↓

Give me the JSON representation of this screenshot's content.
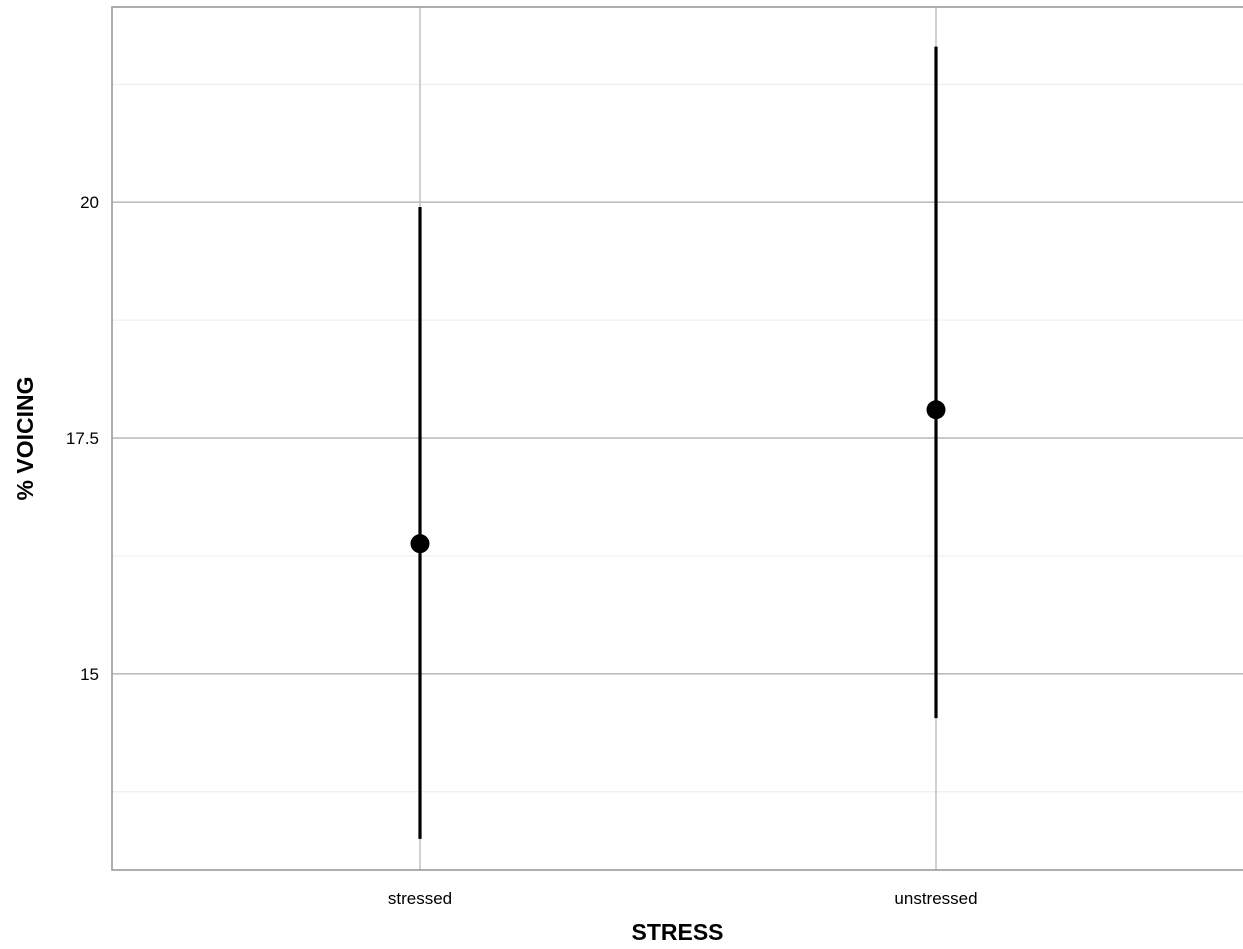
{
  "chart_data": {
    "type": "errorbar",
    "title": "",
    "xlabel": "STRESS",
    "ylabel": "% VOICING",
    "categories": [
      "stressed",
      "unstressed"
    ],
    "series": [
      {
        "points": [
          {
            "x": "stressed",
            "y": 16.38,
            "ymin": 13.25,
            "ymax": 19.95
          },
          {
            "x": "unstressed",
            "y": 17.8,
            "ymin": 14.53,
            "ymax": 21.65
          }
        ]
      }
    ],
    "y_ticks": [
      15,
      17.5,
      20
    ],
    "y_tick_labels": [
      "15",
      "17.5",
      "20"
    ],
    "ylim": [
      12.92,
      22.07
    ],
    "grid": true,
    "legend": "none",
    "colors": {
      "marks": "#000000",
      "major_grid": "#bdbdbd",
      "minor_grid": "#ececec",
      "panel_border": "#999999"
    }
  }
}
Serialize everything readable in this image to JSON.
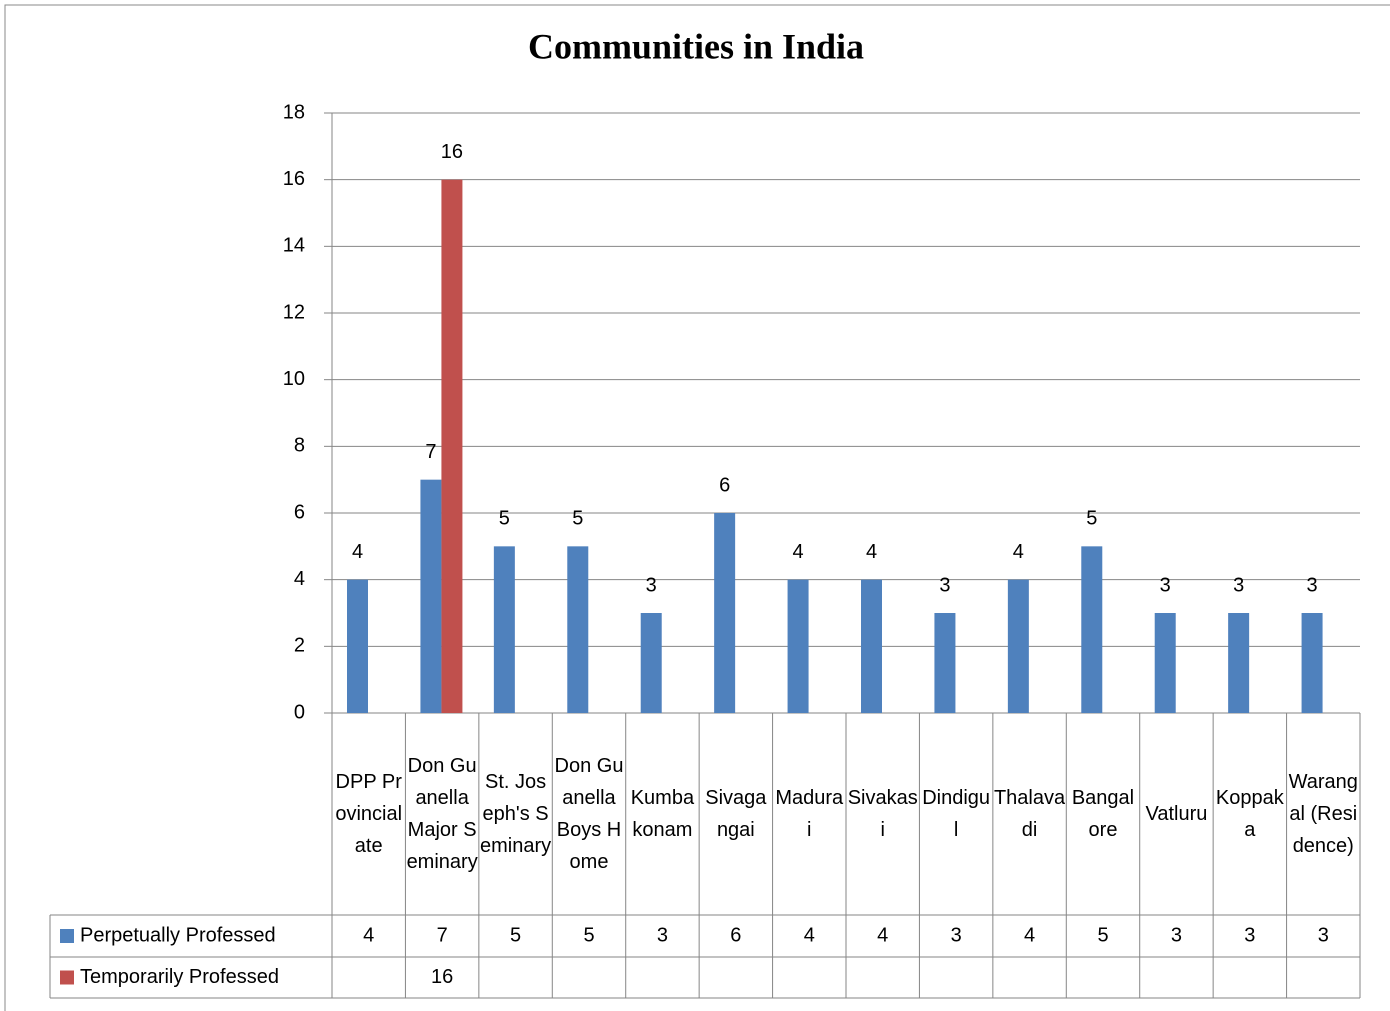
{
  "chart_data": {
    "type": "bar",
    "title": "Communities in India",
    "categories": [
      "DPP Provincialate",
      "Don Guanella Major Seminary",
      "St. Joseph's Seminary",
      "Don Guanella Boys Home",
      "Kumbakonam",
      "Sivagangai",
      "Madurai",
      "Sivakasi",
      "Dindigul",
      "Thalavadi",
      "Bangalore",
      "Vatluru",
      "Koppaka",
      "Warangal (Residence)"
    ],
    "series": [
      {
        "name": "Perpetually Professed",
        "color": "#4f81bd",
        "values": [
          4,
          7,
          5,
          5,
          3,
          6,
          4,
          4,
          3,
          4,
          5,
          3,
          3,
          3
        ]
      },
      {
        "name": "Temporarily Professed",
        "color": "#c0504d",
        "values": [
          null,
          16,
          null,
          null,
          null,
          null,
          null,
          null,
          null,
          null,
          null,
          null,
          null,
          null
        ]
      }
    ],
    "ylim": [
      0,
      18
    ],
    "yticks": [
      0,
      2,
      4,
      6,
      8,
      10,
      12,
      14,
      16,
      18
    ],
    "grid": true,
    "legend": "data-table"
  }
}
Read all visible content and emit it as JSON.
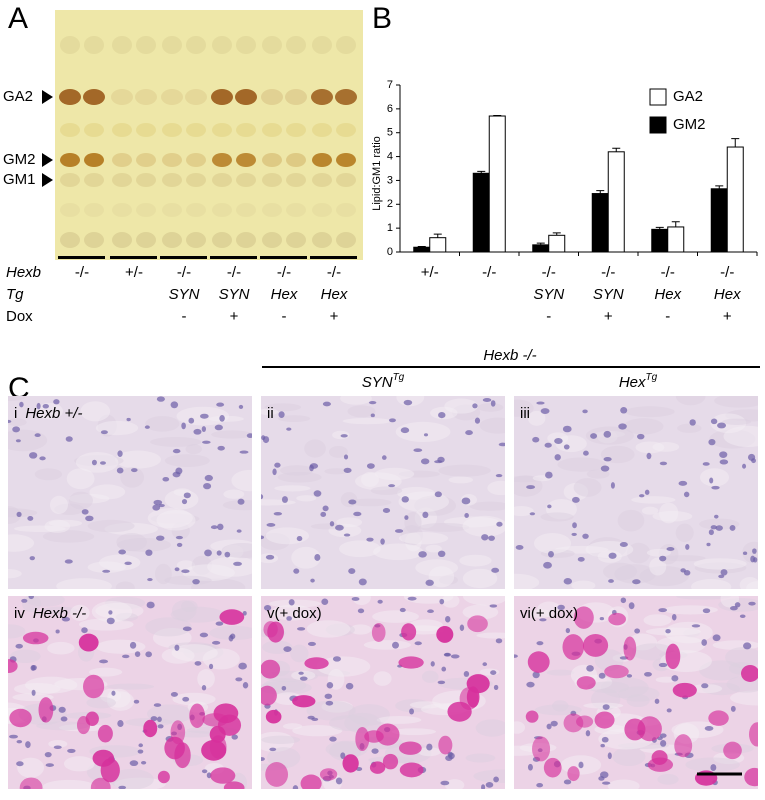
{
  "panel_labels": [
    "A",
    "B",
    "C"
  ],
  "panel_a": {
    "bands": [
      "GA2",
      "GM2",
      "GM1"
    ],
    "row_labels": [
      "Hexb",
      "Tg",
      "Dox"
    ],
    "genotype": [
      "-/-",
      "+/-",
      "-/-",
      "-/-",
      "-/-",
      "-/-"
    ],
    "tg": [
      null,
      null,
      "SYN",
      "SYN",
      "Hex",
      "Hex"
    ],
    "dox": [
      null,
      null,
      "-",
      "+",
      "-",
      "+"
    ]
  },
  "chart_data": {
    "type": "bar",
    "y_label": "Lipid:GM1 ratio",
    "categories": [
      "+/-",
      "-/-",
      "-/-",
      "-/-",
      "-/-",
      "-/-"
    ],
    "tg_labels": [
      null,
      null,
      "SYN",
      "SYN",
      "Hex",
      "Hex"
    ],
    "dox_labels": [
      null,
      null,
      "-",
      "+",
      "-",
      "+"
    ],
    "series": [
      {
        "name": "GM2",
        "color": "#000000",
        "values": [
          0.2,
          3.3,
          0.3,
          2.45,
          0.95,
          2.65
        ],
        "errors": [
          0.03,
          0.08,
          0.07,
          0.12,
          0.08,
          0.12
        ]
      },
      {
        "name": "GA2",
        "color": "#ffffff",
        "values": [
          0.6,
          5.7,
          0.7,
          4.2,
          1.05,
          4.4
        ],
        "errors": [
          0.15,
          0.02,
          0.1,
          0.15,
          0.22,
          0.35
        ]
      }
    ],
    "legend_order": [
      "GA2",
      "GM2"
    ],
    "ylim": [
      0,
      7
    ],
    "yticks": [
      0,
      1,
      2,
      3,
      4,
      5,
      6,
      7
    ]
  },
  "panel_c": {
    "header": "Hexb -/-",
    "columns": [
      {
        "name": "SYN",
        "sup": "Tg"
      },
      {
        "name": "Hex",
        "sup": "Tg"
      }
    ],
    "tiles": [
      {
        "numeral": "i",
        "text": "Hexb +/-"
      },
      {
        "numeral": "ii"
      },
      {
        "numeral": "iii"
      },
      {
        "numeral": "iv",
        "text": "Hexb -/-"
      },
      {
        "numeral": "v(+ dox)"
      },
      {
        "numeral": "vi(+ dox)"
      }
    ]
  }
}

↑

**REQUEST**
How many lines in the records hold the string "JSON"? Reply with the number alone.

**TASK RESPONSE**
3